* Task requirements
Render everything from the start of the rows down to the line containing "menu-dot (945, 234, 957, 246)" as a JSON list of strings, one per line, with blank lines omitted.

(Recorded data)
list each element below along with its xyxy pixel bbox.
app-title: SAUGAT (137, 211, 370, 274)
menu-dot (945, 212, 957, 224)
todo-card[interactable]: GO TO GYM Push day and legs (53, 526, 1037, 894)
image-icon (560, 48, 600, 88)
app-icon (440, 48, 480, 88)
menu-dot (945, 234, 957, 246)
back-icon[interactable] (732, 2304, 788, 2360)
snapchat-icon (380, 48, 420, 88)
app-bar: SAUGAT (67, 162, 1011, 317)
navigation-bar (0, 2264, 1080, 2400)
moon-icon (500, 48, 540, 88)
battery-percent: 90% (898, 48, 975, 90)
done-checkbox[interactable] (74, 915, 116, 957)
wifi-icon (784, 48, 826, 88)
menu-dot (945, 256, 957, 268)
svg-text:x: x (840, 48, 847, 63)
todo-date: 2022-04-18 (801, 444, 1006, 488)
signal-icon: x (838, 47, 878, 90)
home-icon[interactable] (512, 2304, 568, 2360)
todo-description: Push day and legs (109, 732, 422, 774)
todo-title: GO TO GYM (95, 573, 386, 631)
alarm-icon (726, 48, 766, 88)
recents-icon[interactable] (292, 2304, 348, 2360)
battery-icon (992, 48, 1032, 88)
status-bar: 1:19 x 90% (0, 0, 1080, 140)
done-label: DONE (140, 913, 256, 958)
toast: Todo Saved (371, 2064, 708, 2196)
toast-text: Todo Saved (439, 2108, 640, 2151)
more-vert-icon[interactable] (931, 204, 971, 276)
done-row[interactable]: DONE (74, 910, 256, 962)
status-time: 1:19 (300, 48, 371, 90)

* Full output
[
  "list each element below along with its xyxy pixel bbox.",
  "app-title: SAUGAT (137, 211, 370, 274)",
  "menu-dot (945, 212, 957, 224)",
  "todo-card[interactable]: GO TO GYM Push day and legs (53, 526, 1037, 894)",
  "image-icon (560, 48, 600, 88)",
  "app-icon (440, 48, 480, 88)",
  "menu-dot (945, 234, 957, 246)"
]